BRIEF » Locate every line that holds the string "head" and copy it.

########

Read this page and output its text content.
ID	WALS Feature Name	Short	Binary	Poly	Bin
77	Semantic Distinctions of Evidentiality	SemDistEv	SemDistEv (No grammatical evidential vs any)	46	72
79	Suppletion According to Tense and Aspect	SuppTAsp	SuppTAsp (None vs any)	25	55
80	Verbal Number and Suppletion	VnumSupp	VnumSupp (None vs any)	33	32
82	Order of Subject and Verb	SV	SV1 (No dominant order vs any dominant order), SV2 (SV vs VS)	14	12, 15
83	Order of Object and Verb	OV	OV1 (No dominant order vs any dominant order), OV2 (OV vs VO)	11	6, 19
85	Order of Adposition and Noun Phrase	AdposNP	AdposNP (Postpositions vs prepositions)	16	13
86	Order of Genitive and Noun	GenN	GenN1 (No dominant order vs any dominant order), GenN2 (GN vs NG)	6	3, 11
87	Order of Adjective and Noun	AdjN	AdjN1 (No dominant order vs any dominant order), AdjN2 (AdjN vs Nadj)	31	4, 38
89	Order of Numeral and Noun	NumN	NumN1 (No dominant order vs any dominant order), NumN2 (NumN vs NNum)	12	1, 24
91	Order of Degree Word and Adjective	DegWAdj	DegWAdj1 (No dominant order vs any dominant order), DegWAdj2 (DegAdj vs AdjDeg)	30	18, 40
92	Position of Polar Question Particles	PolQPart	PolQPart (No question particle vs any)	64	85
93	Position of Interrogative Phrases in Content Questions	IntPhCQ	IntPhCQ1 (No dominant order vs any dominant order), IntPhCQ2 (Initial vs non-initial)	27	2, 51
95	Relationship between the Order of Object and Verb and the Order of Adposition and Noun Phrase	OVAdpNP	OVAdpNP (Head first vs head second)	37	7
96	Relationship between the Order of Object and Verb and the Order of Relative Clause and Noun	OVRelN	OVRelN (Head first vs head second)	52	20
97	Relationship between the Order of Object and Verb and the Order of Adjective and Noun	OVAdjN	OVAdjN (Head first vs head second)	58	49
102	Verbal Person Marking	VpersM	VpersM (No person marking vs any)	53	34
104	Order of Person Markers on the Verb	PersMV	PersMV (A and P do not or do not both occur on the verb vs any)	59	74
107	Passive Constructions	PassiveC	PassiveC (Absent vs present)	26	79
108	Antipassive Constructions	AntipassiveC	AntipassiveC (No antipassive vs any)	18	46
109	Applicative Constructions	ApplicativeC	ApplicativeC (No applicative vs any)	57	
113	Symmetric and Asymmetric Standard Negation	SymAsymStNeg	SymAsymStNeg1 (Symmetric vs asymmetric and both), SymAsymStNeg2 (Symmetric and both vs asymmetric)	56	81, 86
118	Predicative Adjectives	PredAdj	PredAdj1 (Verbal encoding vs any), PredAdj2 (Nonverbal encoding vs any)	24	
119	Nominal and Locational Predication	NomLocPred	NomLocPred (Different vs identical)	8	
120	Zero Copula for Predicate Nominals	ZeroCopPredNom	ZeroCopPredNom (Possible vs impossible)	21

########

TASK RESPONSE »
95	Relationship between the Order of Object and Verb and the Order of Adposition and Noun Phrase	OVAdpNP	OVAdpNP (Head first vs head second)	37	7
96	Relationship between the Order of Object and Verb and the Order of Relative Clause and Noun	OVRelN	OVRelN (Head first vs head second)	52	20
97	Relationship between the Order of Object and Verb and the Order of Adjective and Noun	OVAdjN	OVAdjN (Head first vs head second)	58	49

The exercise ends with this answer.